> [WHAT IS NEEDED]
Without the pictures, print each of the records below exactly as it appears.

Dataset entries
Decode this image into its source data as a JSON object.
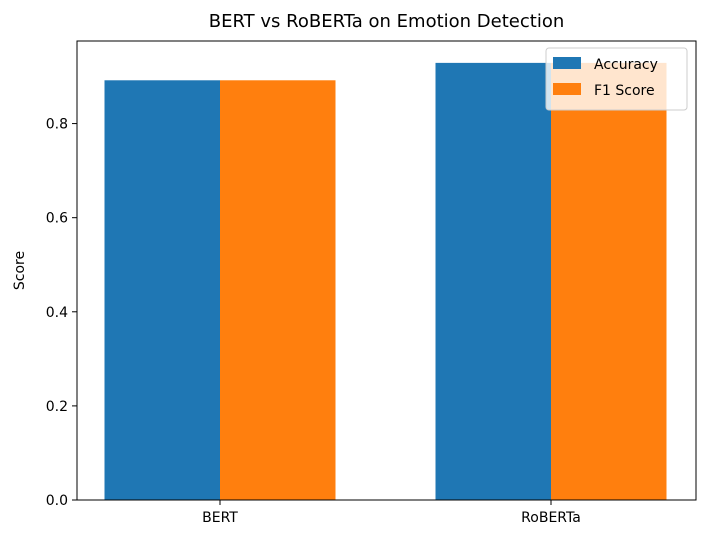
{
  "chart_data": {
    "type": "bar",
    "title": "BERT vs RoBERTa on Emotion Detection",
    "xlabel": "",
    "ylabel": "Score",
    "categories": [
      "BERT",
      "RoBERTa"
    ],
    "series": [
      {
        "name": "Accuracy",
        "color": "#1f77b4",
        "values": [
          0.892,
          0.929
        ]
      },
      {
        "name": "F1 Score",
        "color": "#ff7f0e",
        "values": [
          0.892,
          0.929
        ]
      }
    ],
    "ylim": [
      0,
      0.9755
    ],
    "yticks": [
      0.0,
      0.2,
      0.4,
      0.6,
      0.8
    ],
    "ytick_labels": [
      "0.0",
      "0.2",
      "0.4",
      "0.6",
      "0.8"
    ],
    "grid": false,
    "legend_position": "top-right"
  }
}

> [RESPONSE BELOW]
Decode this image into its source data as a JSON object.
{
  "chart_data": {
    "type": "bar",
    "title": "BERT vs RoBERTa on Emotion Detection",
    "xlabel": "",
    "ylabel": "Score",
    "categories": [
      "BERT",
      "RoBERTa"
    ],
    "series": [
      {
        "name": "Accuracy",
        "color": "#1f77b4",
        "values": [
          0.892,
          0.929
        ]
      },
      {
        "name": "F1 Score",
        "color": "#ff7f0e",
        "values": [
          0.892,
          0.929
        ]
      }
    ],
    "ylim": [
      0,
      0.9755
    ],
    "yticks": [
      0.0,
      0.2,
      0.4,
      0.6,
      0.8
    ],
    "ytick_labels": [
      "0.0",
      "0.2",
      "0.4",
      "0.6",
      "0.8"
    ],
    "grid": false,
    "legend_position": "top-right"
  }
}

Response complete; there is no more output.